» **Work to do**
Pictures aside, quote the whole listing exactly.

» **Raw data**
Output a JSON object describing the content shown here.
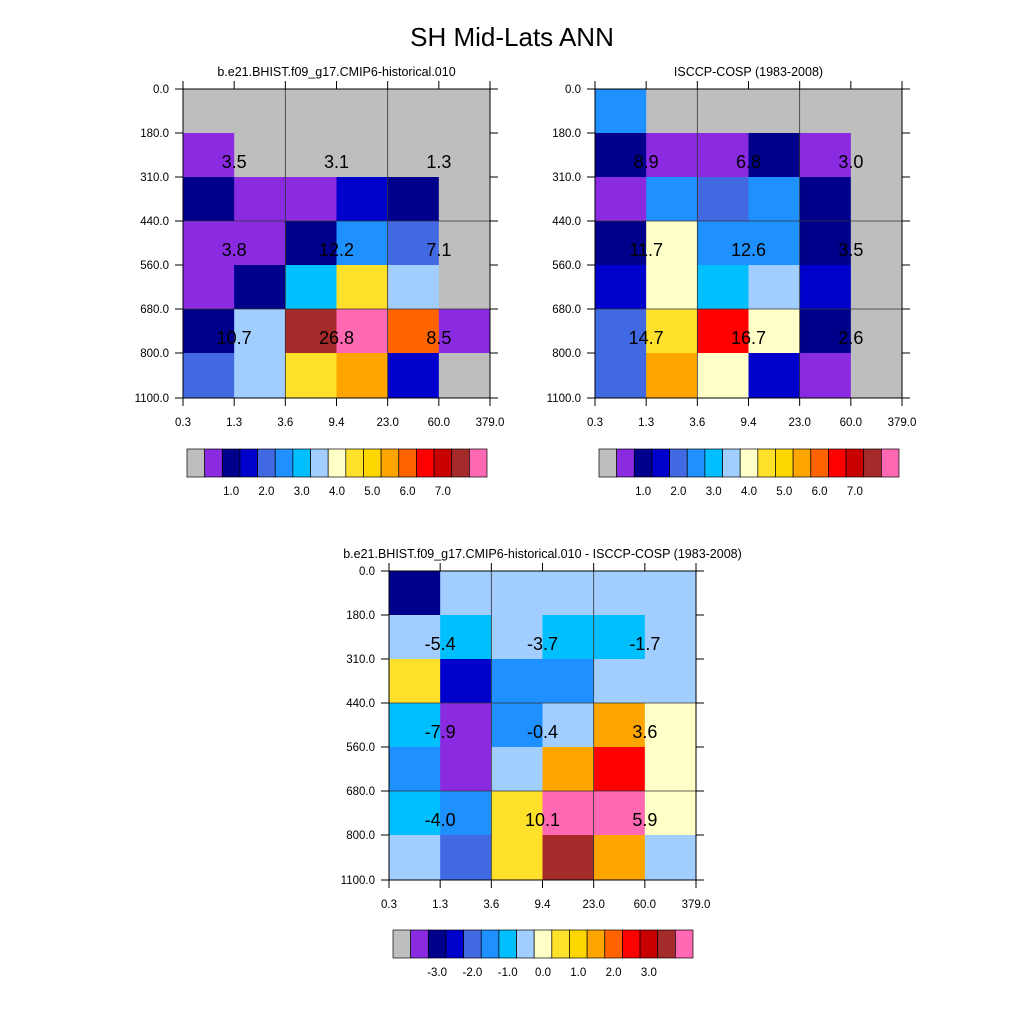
{
  "title": "SH Mid-Lats ANN",
  "colors": {
    "cb_abs": [
      "#bebebe",
      "#8a2be2",
      "#00008b",
      "#0000cd",
      "#4169e1",
      "#1e90ff",
      "#00bfff",
      "#a2cdff",
      "#ffffc8",
      "#ffe12b",
      "#ffd700",
      "#ffa500",
      "#ff6400",
      "#ff0000",
      "#c80000",
      "#a52a2a",
      "#ff69b4"
    ],
    "cb_diff": [
      "#bebebe",
      "#8a2be2",
      "#00008b",
      "#0000cd",
      "#4169e1",
      "#1e90ff",
      "#00bfff",
      "#a2cdff",
      "#ffffc8",
      "#ffe12b",
      "#ffd700",
      "#ffa500",
      "#ff6400",
      "#ff0000",
      "#c80000",
      "#a52a2a",
      "#ff69b4"
    ]
  },
  "chart_data": [
    {
      "type": "heatmap",
      "id": "model",
      "title": "b.e21.BHIST.f09_g17.CMIP6-historical.010",
      "x_ticks": [
        "0.3",
        "1.3",
        "3.6",
        "9.4",
        "23.0",
        "60.0",
        "379.0"
      ],
      "y_ticks": [
        "0.0",
        "180.0",
        "310.0",
        "440.0",
        "560.0",
        "680.0",
        "800.0",
        "1100.0"
      ],
      "grid": [
        [
          "#bebebe",
          "#bebebe",
          "#bebebe",
          "#bebebe",
          "#bebebe",
          "#bebebe"
        ],
        [
          "#8a2be2",
          "#bebebe",
          "#bebebe",
          "#bebebe",
          "#bebebe",
          "#bebebe"
        ],
        [
          "#00008b",
          "#8a2be2",
          "#8a2be2",
          "#0000cd",
          "#00008b",
          "#bebebe"
        ],
        [
          "#8a2be2",
          "#8a2be2",
          "#00008b",
          "#1e90ff",
          "#4169e1",
          "#bebebe"
        ],
        [
          "#8a2be2",
          "#00008b",
          "#00bfff",
          "#ffe12b",
          "#a2cdff",
          "#bebebe"
        ],
        [
          "#00008b",
          "#a2cdff",
          "#a52a2a",
          "#ff69b4",
          "#ff6400",
          "#8a2be2"
        ],
        [
          "#4169e1",
          "#a2cdff",
          "#ffe12b",
          "#ffa500",
          "#0000cd",
          "#bebebe"
        ]
      ],
      "box_labels": [
        [
          "3.5",
          "3.1",
          "1.3"
        ],
        [
          "3.8",
          "12.2",
          "7.1"
        ],
        [
          "10.7",
          "26.8",
          "8.5"
        ]
      ],
      "colorbar_labels": [
        "1.0",
        "2.0",
        "3.0",
        "4.0",
        "5.0",
        "6.0",
        "7.0"
      ]
    },
    {
      "type": "heatmap",
      "id": "obs",
      "title": "ISCCP-COSP (1983-2008)",
      "x_ticks": [
        "0.3",
        "1.3",
        "3.6",
        "9.4",
        "23.0",
        "60.0",
        "379.0"
      ],
      "y_ticks": [
        "0.0",
        "180.0",
        "310.0",
        "440.0",
        "560.0",
        "680.0",
        "800.0",
        "1100.0"
      ],
      "grid": [
        [
          "#1e90ff",
          "#bebebe",
          "#bebebe",
          "#bebebe",
          "#bebebe",
          "#bebebe"
        ],
        [
          "#00008b",
          "#8a2be2",
          "#8a2be2",
          "#00008b",
          "#8a2be2",
          "#bebebe"
        ],
        [
          "#8a2be2",
          "#1e90ff",
          "#4169e1",
          "#1e90ff",
          "#00008b",
          "#bebebe"
        ],
        [
          "#00008b",
          "#ffffc8",
          "#1e90ff",
          "#1e90ff",
          "#00008b",
          "#bebebe"
        ],
        [
          "#0000cd",
          "#ffffc8",
          "#00bfff",
          "#a2cdff",
          "#0000cd",
          "#bebebe"
        ],
        [
          "#4169e1",
          "#ffe12b",
          "#ff0000",
          "#ffffc8",
          "#00008b",
          "#bebebe"
        ],
        [
          "#4169e1",
          "#ffa500",
          "#ffffc8",
          "#0000cd",
          "#8a2be2",
          "#bebebe"
        ]
      ],
      "box_labels": [
        [
          "8.9",
          "6.8",
          "3.0"
        ],
        [
          "11.7",
          "12.6",
          "3.5"
        ],
        [
          "14.7",
          "16.7",
          "2.6"
        ]
      ],
      "colorbar_labels": [
        "1.0",
        "2.0",
        "3.0",
        "4.0",
        "5.0",
        "6.0",
        "7.0"
      ]
    },
    {
      "type": "heatmap",
      "id": "diff",
      "title": "b.e21.BHIST.f09_g17.CMIP6-historical.010 - ISCCP-COSP (1983-2008)",
      "x_ticks": [
        "0.3",
        "1.3",
        "3.6",
        "9.4",
        "23.0",
        "60.0",
        "379.0"
      ],
      "y_ticks": [
        "0.0",
        "180.0",
        "310.0",
        "440.0",
        "560.0",
        "680.0",
        "800.0",
        "1100.0"
      ],
      "grid": [
        [
          "#00008b",
          "#a2cdff",
          "#a2cdff",
          "#a2cdff",
          "#a2cdff",
          "#a2cdff"
        ],
        [
          "#a2cdff",
          "#00bfff",
          "#a2cdff",
          "#00bfff",
          "#00bfff",
          "#a2cdff"
        ],
        [
          "#ffe12b",
          "#0000cd",
          "#1e90ff",
          "#1e90ff",
          "#a2cdff",
          "#a2cdff"
        ],
        [
          "#00bfff",
          "#8a2be2",
          "#1e90ff",
          "#a2cdff",
          "#ffa500",
          "#ffffc8"
        ],
        [
          "#1e90ff",
          "#8a2be2",
          "#a2cdff",
          "#ffa500",
          "#ff0000",
          "#ffffc8"
        ],
        [
          "#00bfff",
          "#1e90ff",
          "#ffe12b",
          "#ff69b4",
          "#ff69b4",
          "#ffffc8"
        ],
        [
          "#a2cdff",
          "#4169e1",
          "#ffe12b",
          "#a52a2a",
          "#ffa500",
          "#a2cdff"
        ]
      ],
      "box_labels": [
        [
          "-5.4",
          "-3.7",
          "-1.7"
        ],
        [
          "-7.9",
          "-0.4",
          "3.6"
        ],
        [
          "-4.0",
          "10.1",
          "5.9"
        ]
      ],
      "colorbar_labels": [
        "-3.0",
        "-2.0",
        "-1.0",
        "0.0",
        "1.0",
        "2.0",
        "3.0"
      ]
    }
  ]
}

» **The output**
Output a JSON object describing the content shown here.
{
  "title": "SH Mid-Lats ANN",
  "colors": {
    "cb_abs": [
      "#bebebe",
      "#8a2be2",
      "#00008b",
      "#0000cd",
      "#4169e1",
      "#1e90ff",
      "#00bfff",
      "#a2cdff",
      "#ffffc8",
      "#ffe12b",
      "#ffd700",
      "#ffa500",
      "#ff6400",
      "#ff0000",
      "#c80000",
      "#a52a2a",
      "#ff69b4"
    ],
    "cb_diff": [
      "#bebebe",
      "#8a2be2",
      "#00008b",
      "#0000cd",
      "#4169e1",
      "#1e90ff",
      "#00bfff",
      "#a2cdff",
      "#ffffc8",
      "#ffe12b",
      "#ffd700",
      "#ffa500",
      "#ff6400",
      "#ff0000",
      "#c80000",
      "#a52a2a",
      "#ff69b4"
    ]
  },
  "chart_data": [
    {
      "type": "heatmap",
      "id": "model",
      "title": "b.e21.BHIST.f09_g17.CMIP6-historical.010",
      "x_ticks": [
        "0.3",
        "1.3",
        "3.6",
        "9.4",
        "23.0",
        "60.0",
        "379.0"
      ],
      "y_ticks": [
        "0.0",
        "180.0",
        "310.0",
        "440.0",
        "560.0",
        "680.0",
        "800.0",
        "1100.0"
      ],
      "grid": [
        [
          "#bebebe",
          "#bebebe",
          "#bebebe",
          "#bebebe",
          "#bebebe",
          "#bebebe"
        ],
        [
          "#8a2be2",
          "#bebebe",
          "#bebebe",
          "#bebebe",
          "#bebebe",
          "#bebebe"
        ],
        [
          "#00008b",
          "#8a2be2",
          "#8a2be2",
          "#0000cd",
          "#00008b",
          "#bebebe"
        ],
        [
          "#8a2be2",
          "#8a2be2",
          "#00008b",
          "#1e90ff",
          "#4169e1",
          "#bebebe"
        ],
        [
          "#8a2be2",
          "#00008b",
          "#00bfff",
          "#ffe12b",
          "#a2cdff",
          "#bebebe"
        ],
        [
          "#00008b",
          "#a2cdff",
          "#a52a2a",
          "#ff69b4",
          "#ff6400",
          "#8a2be2"
        ],
        [
          "#4169e1",
          "#a2cdff",
          "#ffe12b",
          "#ffa500",
          "#0000cd",
          "#bebebe"
        ]
      ],
      "box_labels": [
        [
          "3.5",
          "3.1",
          "1.3"
        ],
        [
          "3.8",
          "12.2",
          "7.1"
        ],
        [
          "10.7",
          "26.8",
          "8.5"
        ]
      ],
      "colorbar_labels": [
        "1.0",
        "2.0",
        "3.0",
        "4.0",
        "5.0",
        "6.0",
        "7.0"
      ]
    },
    {
      "type": "heatmap",
      "id": "obs",
      "title": "ISCCP-COSP (1983-2008)",
      "x_ticks": [
        "0.3",
        "1.3",
        "3.6",
        "9.4",
        "23.0",
        "60.0",
        "379.0"
      ],
      "y_ticks": [
        "0.0",
        "180.0",
        "310.0",
        "440.0",
        "560.0",
        "680.0",
        "800.0",
        "1100.0"
      ],
      "grid": [
        [
          "#1e90ff",
          "#bebebe",
          "#bebebe",
          "#bebebe",
          "#bebebe",
          "#bebebe"
        ],
        [
          "#00008b",
          "#8a2be2",
          "#8a2be2",
          "#00008b",
          "#8a2be2",
          "#bebebe"
        ],
        [
          "#8a2be2",
          "#1e90ff",
          "#4169e1",
          "#1e90ff",
          "#00008b",
          "#bebebe"
        ],
        [
          "#00008b",
          "#ffffc8",
          "#1e90ff",
          "#1e90ff",
          "#00008b",
          "#bebebe"
        ],
        [
          "#0000cd",
          "#ffffc8",
          "#00bfff",
          "#a2cdff",
          "#0000cd",
          "#bebebe"
        ],
        [
          "#4169e1",
          "#ffe12b",
          "#ff0000",
          "#ffffc8",
          "#00008b",
          "#bebebe"
        ],
        [
          "#4169e1",
          "#ffa500",
          "#ffffc8",
          "#0000cd",
          "#8a2be2",
          "#bebebe"
        ]
      ],
      "box_labels": [
        [
          "8.9",
          "6.8",
          "3.0"
        ],
        [
          "11.7",
          "12.6",
          "3.5"
        ],
        [
          "14.7",
          "16.7",
          "2.6"
        ]
      ],
      "colorbar_labels": [
        "1.0",
        "2.0",
        "3.0",
        "4.0",
        "5.0",
        "6.0",
        "7.0"
      ]
    },
    {
      "type": "heatmap",
      "id": "diff",
      "title": "b.e21.BHIST.f09_g17.CMIP6-historical.010 - ISCCP-COSP (1983-2008)",
      "x_ticks": [
        "0.3",
        "1.3",
        "3.6",
        "9.4",
        "23.0",
        "60.0",
        "379.0"
      ],
      "y_ticks": [
        "0.0",
        "180.0",
        "310.0",
        "440.0",
        "560.0",
        "680.0",
        "800.0",
        "1100.0"
      ],
      "grid": [
        [
          "#00008b",
          "#a2cdff",
          "#a2cdff",
          "#a2cdff",
          "#a2cdff",
          "#a2cdff"
        ],
        [
          "#a2cdff",
          "#00bfff",
          "#a2cdff",
          "#00bfff",
          "#00bfff",
          "#a2cdff"
        ],
        [
          "#ffe12b",
          "#0000cd",
          "#1e90ff",
          "#1e90ff",
          "#a2cdff",
          "#a2cdff"
        ],
        [
          "#00bfff",
          "#8a2be2",
          "#1e90ff",
          "#a2cdff",
          "#ffa500",
          "#ffffc8"
        ],
        [
          "#1e90ff",
          "#8a2be2",
          "#a2cdff",
          "#ffa500",
          "#ff0000",
          "#ffffc8"
        ],
        [
          "#00bfff",
          "#1e90ff",
          "#ffe12b",
          "#ff69b4",
          "#ff69b4",
          "#ffffc8"
        ],
        [
          "#a2cdff",
          "#4169e1",
          "#ffe12b",
          "#a52a2a",
          "#ffa500",
          "#a2cdff"
        ]
      ],
      "box_labels": [
        [
          "-5.4",
          "-3.7",
          "-1.7"
        ],
        [
          "-7.9",
          "-0.4",
          "3.6"
        ],
        [
          "-4.0",
          "10.1",
          "5.9"
        ]
      ],
      "colorbar_labels": [
        "-3.0",
        "-2.0",
        "-1.0",
        "0.0",
        "1.0",
        "2.0",
        "3.0"
      ]
    }
  ]
}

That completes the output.